Below is a set of records; print all of them exactly as written.

◆ **EXCERPTED RECORDS**
◇ ◇ ◇
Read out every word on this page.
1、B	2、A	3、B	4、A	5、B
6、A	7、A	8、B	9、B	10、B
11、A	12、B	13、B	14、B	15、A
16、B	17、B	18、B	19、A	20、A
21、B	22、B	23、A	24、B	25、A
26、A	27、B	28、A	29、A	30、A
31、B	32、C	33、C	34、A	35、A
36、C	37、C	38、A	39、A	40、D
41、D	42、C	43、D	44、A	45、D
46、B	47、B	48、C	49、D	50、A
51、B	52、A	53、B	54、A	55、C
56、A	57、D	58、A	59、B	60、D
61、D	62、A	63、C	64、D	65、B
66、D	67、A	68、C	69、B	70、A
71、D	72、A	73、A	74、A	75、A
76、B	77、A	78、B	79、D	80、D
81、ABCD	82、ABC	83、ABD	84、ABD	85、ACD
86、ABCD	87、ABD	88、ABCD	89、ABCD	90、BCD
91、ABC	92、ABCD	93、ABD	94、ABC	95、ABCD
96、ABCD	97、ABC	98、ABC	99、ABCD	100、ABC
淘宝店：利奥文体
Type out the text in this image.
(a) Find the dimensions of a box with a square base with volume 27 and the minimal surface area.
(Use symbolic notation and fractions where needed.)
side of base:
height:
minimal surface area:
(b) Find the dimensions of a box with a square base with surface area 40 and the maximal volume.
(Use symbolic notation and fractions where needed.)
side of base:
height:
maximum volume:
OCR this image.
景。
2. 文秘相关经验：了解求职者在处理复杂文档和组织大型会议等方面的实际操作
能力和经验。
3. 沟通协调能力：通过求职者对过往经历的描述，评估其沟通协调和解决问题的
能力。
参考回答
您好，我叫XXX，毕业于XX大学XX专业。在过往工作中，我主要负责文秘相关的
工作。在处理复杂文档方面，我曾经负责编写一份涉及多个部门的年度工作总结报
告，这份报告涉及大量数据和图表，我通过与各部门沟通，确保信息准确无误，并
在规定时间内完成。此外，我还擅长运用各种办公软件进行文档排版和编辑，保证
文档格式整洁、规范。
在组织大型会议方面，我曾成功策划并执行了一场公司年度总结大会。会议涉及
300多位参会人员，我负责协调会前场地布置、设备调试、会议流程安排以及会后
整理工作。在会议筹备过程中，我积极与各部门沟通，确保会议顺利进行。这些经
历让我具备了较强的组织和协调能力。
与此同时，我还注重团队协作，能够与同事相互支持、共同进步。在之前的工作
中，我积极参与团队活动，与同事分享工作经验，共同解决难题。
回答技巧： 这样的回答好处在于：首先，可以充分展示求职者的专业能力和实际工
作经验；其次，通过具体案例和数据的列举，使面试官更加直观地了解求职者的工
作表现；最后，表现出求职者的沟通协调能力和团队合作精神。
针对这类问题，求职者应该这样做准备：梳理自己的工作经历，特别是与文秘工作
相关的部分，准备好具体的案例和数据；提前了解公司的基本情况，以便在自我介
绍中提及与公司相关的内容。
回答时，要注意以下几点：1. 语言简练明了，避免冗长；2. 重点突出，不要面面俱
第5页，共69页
◇ ◇ ◇
◆ **RESULT FOR THIS EXERCISE**
Read out every word on this page.
1、B	2、A	3、B	4、A	5、B
6、A	7、A	8、B	9、B	10、B
11、A	12、B	13、B	14、B	15、A
16、B	17、B	18、B	19、A	20、A
21、B	22、B	23、A	24、B	25、A
26、A	27、B	28、A	29、A	30、A
31、B	32、C	33、C	34、A	35、A
36、C	37、C	38、A	39、A	40、D
41、D	42、C	43、D	44、A	45、D
46、B	47、B	48、C	49、D	50、A
51、B	52、A	53、B	54、A	55、C
56、A	57、D	58、A	59、B	60、D
61、D	62、A	63、C	64、D	65、B
66、D	67、A	68、C	69、B	70、A
71、D	72、A	73、A	74、A	75、A
76、B	77、A	78、B	79、D	80、D
81、ABCD	82、ABC	83、ABD	84、ABD	85、ACD
86、ABCD	87、ABD	88、ABCD	89、ABCD	90、BCD
91、ABC	92、ABCD	93、ABD	94、ABC	95、ABCD
96、ABCD	97、ABC	98、ABC	99、ABCD	100、ABC
淘宝店：利奥文体
Type out the text in this image.
(a) Find the dimensions of a box with a square base with volume 27 and the minimal surface area.
(Use symbolic notation and fractions where needed.)
side of base:
height:
minimal surface area:
(b) Find the dimensions of a box with a square base with surface area 40 and the maximal volume.
(Use symbolic notation and fractions where needed.)
side of base:
height:
maximum volume:
OCR this image.
景。
2. 文秘相关经验：了解求职者在处理复杂文档和组织大型会议等方面的实际操作
能力和经验。
3. 沟通协调能力：通过求职者对过往经历的描述，评估其沟通协调和解决问题的
能力。
参考回答
您好，我叫XXX，毕业于XX大学XX专业。在过往工作中，我主要负责文秘相关的
工作。在处理复杂文档方面，我曾经负责编写一份涉及多个部门的年度工作总结报
告，这份报告涉及大量数据和图表，我通过与各部门沟通，确保信息准确无误，并
在规定时间内完成。此外，我还擅长运用各种办公软件进行文档排版和编辑，保证
文档格式整洁、规范。
在组织大型会议方面，我曾成功策划并执行了一场公司年度总结大会。会议涉及
300多位参会人员，我负责协调会前场地布置、设备调试、会议流程安排以及会后
整理工作。在会议筹备过程中，我积极与各部门沟通，确保会议顺利进行。这些经
历让我具备了较强的组织和协调能力。
与此同时，我还注重团队协作，能够与同事相互支持、共同进步。在之前的工作
中，我积极参与团队活动，与同事分享工作经验，共同解决难题。
回答技巧： 这样的回答好处在于：首先，可以充分展示求职者的专业能力和实际工
作经验；其次，通过具体案例和数据的列举，使面试官更加直观地了解求职者的工
作表现；最后，表现出求职者的沟通协调能力和团队合作精神。
针对这类问题，求职者应该这样做准备：梳理自己的工作经历，特别是与文秘工作
相关的部分，准备好具体的案例和数据；提前了解公司的基本情况，以便在自我介
绍中提及与公司相关的内容。
回答时，要注意以下几点：1. 语言简练明了，避免冗长；2. 重点突出，不要面面俱
第5页，共69页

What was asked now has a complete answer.